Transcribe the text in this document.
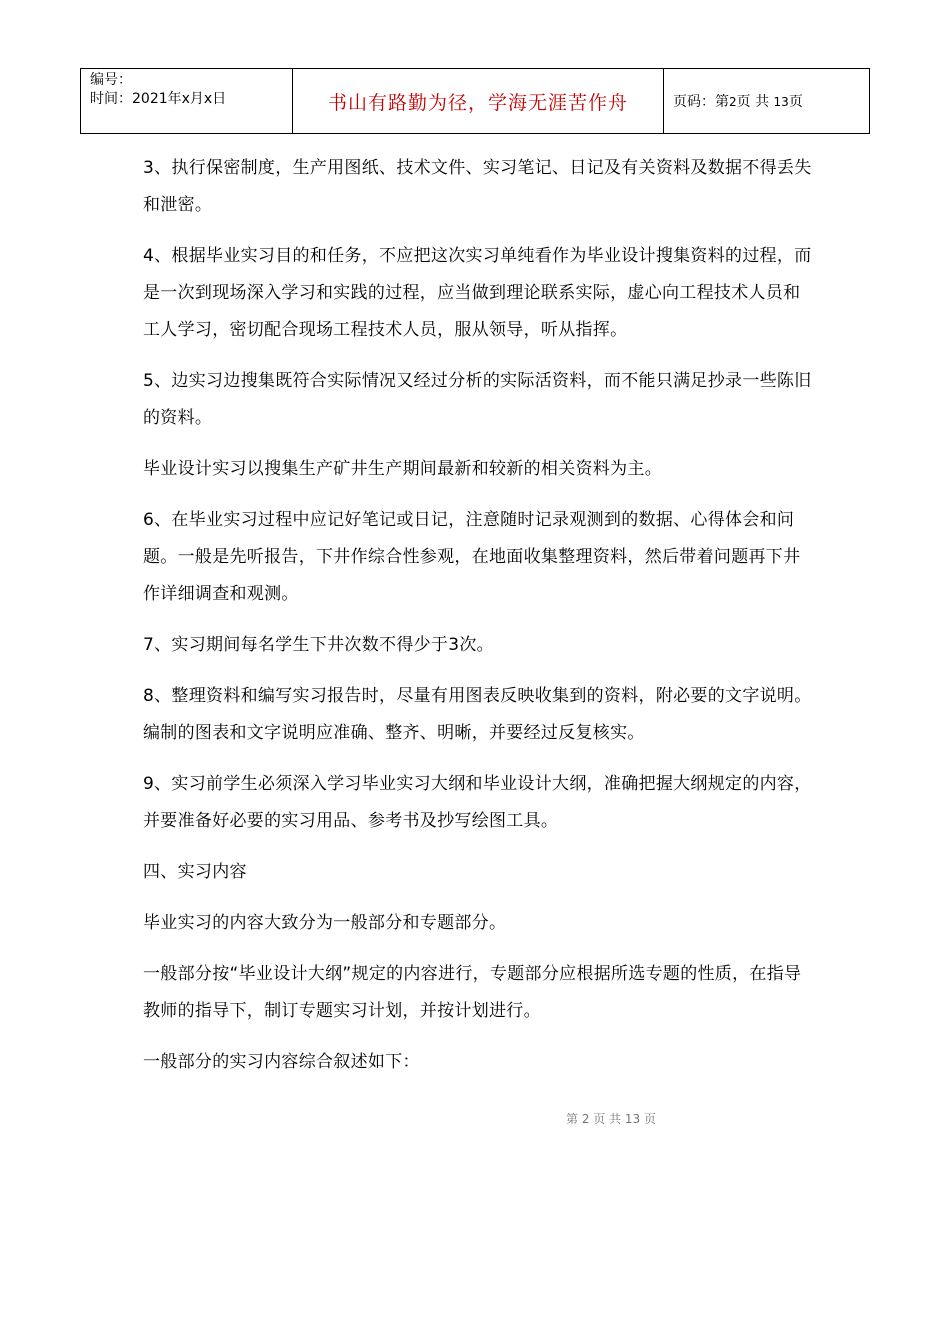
编号：
时间：2021年x月x日	书山有路勤为径，学海无涯苦作舟	页码：第2页 共 13页

3、执行保密制度，生产用图纸、技术文件、实习笔记、日记及有关资料及数据不得丢失和泄密。

4、根据毕业实习目的和任务，不应把这次实习单纯看作为毕业设计搜集资料的过程，而是一次到现场深入学习和实践的过程，应当做到理论联系实际，虚心向工程技术人员和工人学习，密切配合现场工程技术人员，服从领导，听从指挥。

5、边实习边搜集既符合实际情况又经过分析的实际活资料，而不能只满足抄录一些陈旧的资料。

毕业设计实习以搜集生产矿井生产期间最新和较新的相关资料为主。

6、在毕业实习过程中应记好笔记或日记，注意随时记录观测到的数据、心得体会和问题。一般是先听报告，下井作综合性参观，在地面收集整理资料，然后带着问题再下井作详细调查和观测。

7、实习期间每名学生下井次数不得少于3次。

8、整理资料和编写实习报告时，尽量有用图表反映收集到的资料，附必要的文字说明。编制的图表和文字说明应准确、整齐、明晰，并要经过反复核实。

9、实习前学生必须深入学习毕业实习大纲和毕业设计大纲，准确把握大纲规定的内容，并要准备好必要的实习用品、参考书及抄写绘图工具。

四、实习内容

毕业实习的内容大致分为一般部分和专题部分。

一般部分按“毕业设计大纲”规定的内容进行，专题部分应根据所选专题的性质，在指导教师的指导下，制订专题实习计划，并按计划进行。

一般部分的实习内容综合叙述如下：

第 2 页 共 13 页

####################

### Exercise description
Copy each line above precisely, dropping the pictures.

### Output below
Transcribe the text in this document.
编号：
时间：2021年x月x日	书山有路勤为径，学海无涯苦作舟	页码：第2页 共 13页

3、执行保密制度，生产用图纸、技术文件、实习笔记、日记及有关资料及数据不得丢失和泄密。

4、根据毕业实习目的和任务，不应把这次实习单纯看作为毕业设计搜集资料的过程，而是一次到现场深入学习和实践的过程，应当做到理论联系实际，虚心向工程技术人员和工人学习，密切配合现场工程技术人员，服从领导，听从指挥。

5、边实习边搜集既符合实际情况又经过分析的实际活资料，而不能只满足抄录一些陈旧的资料。

毕业设计实习以搜集生产矿井生产期间最新和较新的相关资料为主。

6、在毕业实习过程中应记好笔记或日记，注意随时记录观测到的数据、心得体会和问题。一般是先听报告，下井作综合性参观，在地面收集整理资料，然后带着问题再下井作详细调查和观测。

7、实习期间每名学生下井次数不得少于3次。

8、整理资料和编写实习报告时，尽量有用图表反映收集到的资料，附必要的文字说明。编制的图表和文字说明应准确、整齐、明晰，并要经过反复核实。

9、实习前学生必须深入学习毕业实习大纲和毕业设计大纲，准确把握大纲规定的内容，并要准备好必要的实习用品、参考书及抄写绘图工具。

四、实习内容

毕业实习的内容大致分为一般部分和专题部分。

一般部分按“毕业设计大纲”规定的内容进行，专题部分应根据所选专题的性质，在指导教师的指导下，制订专题实习计划，并按计划进行。

一般部分的实习内容综合叙述如下：

第 2 页 共 13 页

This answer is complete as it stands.